Reproduce the material in full, exactly as written.

## BEGIN Entries supplied

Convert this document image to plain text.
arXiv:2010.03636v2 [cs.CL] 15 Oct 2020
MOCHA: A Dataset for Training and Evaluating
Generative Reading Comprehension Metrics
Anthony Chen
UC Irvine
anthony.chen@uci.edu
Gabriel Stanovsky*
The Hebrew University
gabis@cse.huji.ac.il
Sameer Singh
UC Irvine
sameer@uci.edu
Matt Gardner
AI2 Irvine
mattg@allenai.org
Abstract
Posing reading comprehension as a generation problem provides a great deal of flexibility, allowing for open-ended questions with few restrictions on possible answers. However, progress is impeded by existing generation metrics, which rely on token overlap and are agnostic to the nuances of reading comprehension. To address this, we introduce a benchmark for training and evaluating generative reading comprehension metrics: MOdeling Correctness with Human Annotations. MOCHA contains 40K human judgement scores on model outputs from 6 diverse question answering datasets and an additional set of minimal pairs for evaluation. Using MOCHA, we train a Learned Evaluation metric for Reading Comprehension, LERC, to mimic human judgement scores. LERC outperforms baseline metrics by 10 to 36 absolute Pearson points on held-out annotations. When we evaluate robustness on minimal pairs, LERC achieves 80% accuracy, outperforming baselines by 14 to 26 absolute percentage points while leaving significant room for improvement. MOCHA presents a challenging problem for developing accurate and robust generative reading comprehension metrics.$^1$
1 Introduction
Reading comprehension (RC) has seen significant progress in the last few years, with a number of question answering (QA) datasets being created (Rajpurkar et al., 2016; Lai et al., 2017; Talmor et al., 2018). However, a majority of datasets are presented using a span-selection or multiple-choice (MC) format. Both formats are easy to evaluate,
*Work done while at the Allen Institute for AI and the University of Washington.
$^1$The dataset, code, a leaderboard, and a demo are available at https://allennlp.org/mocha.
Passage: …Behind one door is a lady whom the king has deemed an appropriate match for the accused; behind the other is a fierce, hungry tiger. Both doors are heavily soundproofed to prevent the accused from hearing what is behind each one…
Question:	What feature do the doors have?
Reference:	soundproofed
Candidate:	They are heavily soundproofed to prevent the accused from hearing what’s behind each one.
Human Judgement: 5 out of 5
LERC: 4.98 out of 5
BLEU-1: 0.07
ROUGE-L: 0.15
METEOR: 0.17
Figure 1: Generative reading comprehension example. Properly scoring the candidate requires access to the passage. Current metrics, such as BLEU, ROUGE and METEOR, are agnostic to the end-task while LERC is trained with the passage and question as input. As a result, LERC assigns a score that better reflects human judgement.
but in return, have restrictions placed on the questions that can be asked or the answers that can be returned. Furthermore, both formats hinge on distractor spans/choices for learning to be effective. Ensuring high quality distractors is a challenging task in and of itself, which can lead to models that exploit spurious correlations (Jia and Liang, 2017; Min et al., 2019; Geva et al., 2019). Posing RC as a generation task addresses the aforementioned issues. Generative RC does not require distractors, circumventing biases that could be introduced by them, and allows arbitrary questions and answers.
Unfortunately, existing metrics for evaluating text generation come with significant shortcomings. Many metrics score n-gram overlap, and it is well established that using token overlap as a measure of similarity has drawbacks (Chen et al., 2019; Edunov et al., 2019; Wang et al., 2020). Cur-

## END Entries supplied

▶ _Exercise output_
Convert this document image to plain text.
arXiv:2010.03636v2 [cs.CL] 15 Oct 2020
MOCHA: A Dataset for Training and Evaluating
Generative Reading Comprehension Metrics
Anthony Chen
UC Irvine
anthony.chen@uci.edu
Gabriel Stanovsky*
The Hebrew University
gabis@cse.huji.ac.il
Sameer Singh
UC Irvine
sameer@uci.edu
Matt Gardner
AI2 Irvine
mattg@allenai.org
Abstract
Posing reading comprehension as a generation problem provides a great deal of flexibility, allowing for open-ended questions with few restrictions on possible answers. However, progress is impeded by existing generation metrics, which rely on token overlap and are agnostic to the nuances of reading comprehension. To address this, we introduce a benchmark for training and evaluating generative reading comprehension metrics: MOdeling Correctness with Human Annotations. MOCHA contains 40K human judgement scores on model outputs from 6 diverse question answering datasets and an additional set of minimal pairs for evaluation. Using MOCHA, we train a Learned Evaluation metric for Reading Comprehension, LERC, to mimic human judgement scores. LERC outperforms baseline metrics by 10 to 36 absolute Pearson points on held-out annotations. When we evaluate robustness on minimal pairs, LERC achieves 80% accuracy, outperforming baselines by 14 to 26 absolute percentage points while leaving significant room for improvement. MOCHA presents a challenging problem for developing accurate and robust generative reading comprehension metrics.$^1$
1 Introduction
Reading comprehension (RC) has seen significant progress in the last few years, with a number of question answering (QA) datasets being created (Rajpurkar et al., 2016; Lai et al., 2017; Talmor et al., 2018). However, a majority of datasets are presented using a span-selection or multiple-choice (MC) format. Both formats are easy to evaluate,
*Work done while at the Allen Institute for AI and the University of Washington.
$^1$The dataset, code, a leaderboard, and a demo are available at https://allennlp.org/mocha.
Passage: …Behind one door is a lady whom the king has deemed an appropriate match for the accused; behind the other is a fierce, hungry tiger. Both doors are heavily soundproofed to prevent the accused from hearing what is behind each one…
Question:	What feature do the doors have?
Reference:	soundproofed
Candidate:	They are heavily soundproofed to prevent the accused from hearing what’s behind each one.
Human Judgement: 5 out of 5
LERC: 4.98 out of 5
BLEU-1: 0.07
ROUGE-L: 0.15
METEOR: 0.17
Figure 1: Generative reading comprehension example. Properly scoring the candidate requires access to the passage. Current metrics, such as BLEU, ROUGE and METEOR, are agnostic to the end-task while LERC is trained with the passage and question as input. As a result, LERC assigns a score that better reflects human judgement.
but in return, have restrictions placed on the questions that can be asked or the answers that can be returned. Furthermore, both formats hinge on distractor spans/choices for learning to be effective. Ensuring high quality distractors is a challenging task in and of itself, which can lead to models that exploit spurious correlations (Jia and Liang, 2017; Min et al., 2019; Geva et al., 2019). Posing RC as a generation task addresses the aforementioned issues. Generative RC does not require distractors, circumventing biases that could be introduced by them, and allows arbitrary questions and answers.
Unfortunately, existing metrics for evaluating text generation come with significant shortcomings. Many metrics score n-gram overlap, and it is well established that using token overlap as a measure of similarity has drawbacks (Chen et al., 2019; Edunov et al., 2019; Wang et al., 2020). Cur-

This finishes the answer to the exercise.